Problem to work on:
Reproduce the records below in full and without edits, omitting images.

— start of Source records —

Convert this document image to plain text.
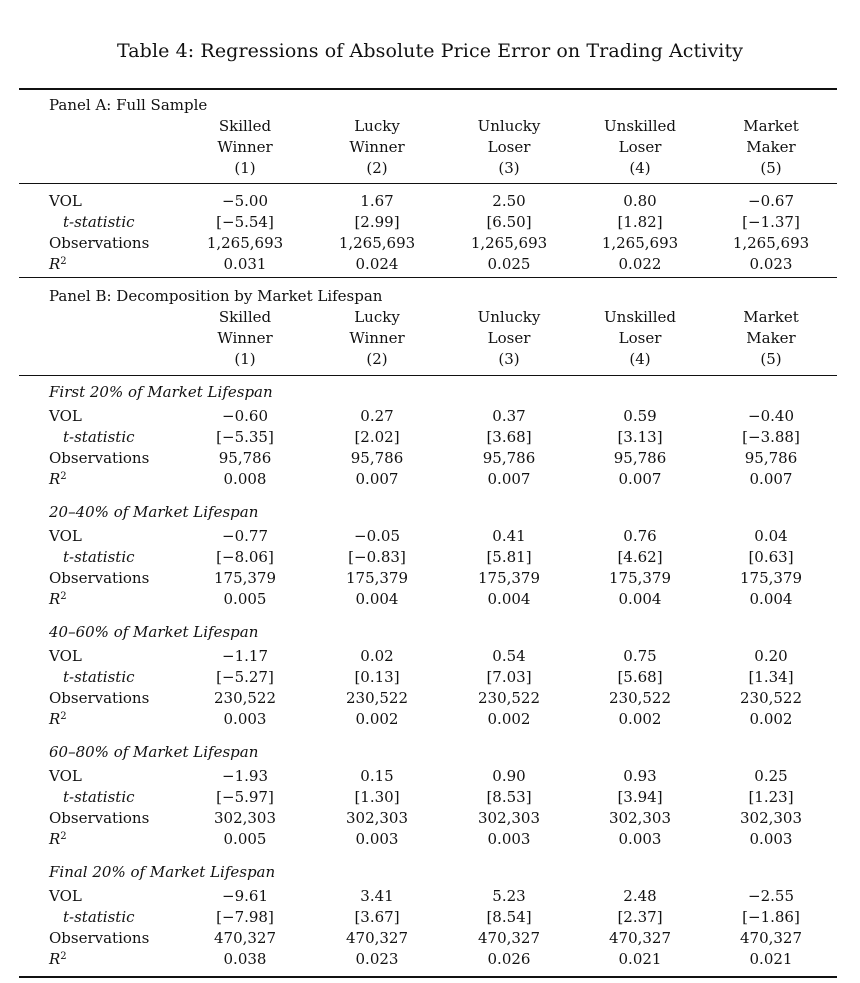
Table 4: Regressions of Absolute Price Error on Trading Activity
Panel A: Full Sample
Skilled	Lucky	Unlucky	Unskilled	Market
Winner	Winner	Loser	Loser	Maker
(1)	(2)	(3)	(4)	(5)
VOL	−5.00	1.67	2.50	0.80	−0.67
t-statistic	[−5.54]	[2.99]	[6.50]	[1.82]	[−1.37]
Observations	1,265,693	1,265,693	1,265,693	1,265,693	1,265,693
$R^2$	0.031	0.024	0.025	0.022	0.023
Panel B: Decomposition by Market Lifespan
Skilled	Lucky	Unlucky	Unskilled	Market
Winner	Winner	Loser	Loser	Maker
(1)	(2)	(3)	(4)	(5)
First 20% of Market Lifespan
VOL	−0.60	0.27	0.37	0.59	−0.40
t-statistic	[−5.35]	[2.02]	[3.68]	[3.13]	[−3.88]
Observations	95,786	95,786	95,786	95,786	95,786
$R^2$	0.008	0.007	0.007	0.007	0.007
20–40% of Market Lifespan
VOL	−0.77	−0.05	0.41	0.76	0.04
t-statistic	[−8.06]	[−0.83]	[5.81]	[4.62]	[0.63]
Observations	175,379	175,379	175,379	175,379	175,379
$R^2$	0.005	0.004	0.004	0.004	0.004
40–60% of Market Lifespan
VOL	−1.17	0.02	0.54	0.75	0.20
t-statistic	[−5.27]	[0.13]	[7.03]	[5.68]	[1.34]
Observations	230,522	230,522	230,522	230,522	230,522
$R^2$	0.003	0.002	0.002	0.002	0.002
60–80% of Market Lifespan
VOL	−1.93	0.15	0.90	0.93	0.25
t-statistic	[−5.97]	[1.30]	[8.53]	[3.94]	[1.23]
Observations	302,303	302,303	302,303	302,303	302,303
$R^2$	0.005	0.003	0.003	0.003	0.003
Final 20% of Market Lifespan
VOL	−9.61	3.41	5.23	2.48	−2.55
t-statistic	[−7.98]	[3.67]	[8.54]	[2.37]	[−1.86]
Observations	470,327	470,327	470,327	470,327	470,327
$R^2$	0.038	0.023	0.026	0.021	0.021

— end of Source records —

Answer to this problem:
Convert this document image to plain text.
Table 4: Regressions of Absolute Price Error on Trading Activity
Panel A: Full Sample
Skilled	Lucky	Unlucky	Unskilled	Market
Winner	Winner	Loser	Loser	Maker
(1)	(2)	(3)	(4)	(5)
VOL	−5.00	1.67	2.50	0.80	−0.67
t-statistic	[−5.54]	[2.99]	[6.50]	[1.82]	[−1.37]
Observations	1,265,693	1,265,693	1,265,693	1,265,693	1,265,693
$R^2$	0.031	0.024	0.025	0.022	0.023
Panel B: Decomposition by Market Lifespan
Skilled	Lucky	Unlucky	Unskilled	Market
Winner	Winner	Loser	Loser	Maker
(1)	(2)	(3)	(4)	(5)
First 20% of Market Lifespan
VOL	−0.60	0.27	0.37	0.59	−0.40
t-statistic	[−5.35]	[2.02]	[3.68]	[3.13]	[−3.88]
Observations	95,786	95,786	95,786	95,786	95,786
$R^2$	0.008	0.007	0.007	0.007	0.007
20–40% of Market Lifespan
VOL	−0.77	−0.05	0.41	0.76	0.04
t-statistic	[−8.06]	[−0.83]	[5.81]	[4.62]	[0.63]
Observations	175,379	175,379	175,379	175,379	175,379
$R^2$	0.005	0.004	0.004	0.004	0.004
40–60% of Market Lifespan
VOL	−1.17	0.02	0.54	0.75	0.20
t-statistic	[−5.27]	[0.13]	[7.03]	[5.68]	[1.34]
Observations	230,522	230,522	230,522	230,522	230,522
$R^2$	0.003	0.002	0.002	0.002	0.002
60–80% of Market Lifespan
VOL	−1.93	0.15	0.90	0.93	0.25
t-statistic	[−5.97]	[1.30]	[8.53]	[3.94]	[1.23]
Observations	302,303	302,303	302,303	302,303	302,303
$R^2$	0.005	0.003	0.003	0.003	0.003
Final 20% of Market Lifespan
VOL	−9.61	3.41	5.23	2.48	−2.55
t-statistic	[−7.98]	[3.67]	[8.54]	[2.37]	[−1.86]
Observations	470,327	470,327	470,327	470,327	470,327
$R^2$	0.038	0.023	0.026	0.021	0.021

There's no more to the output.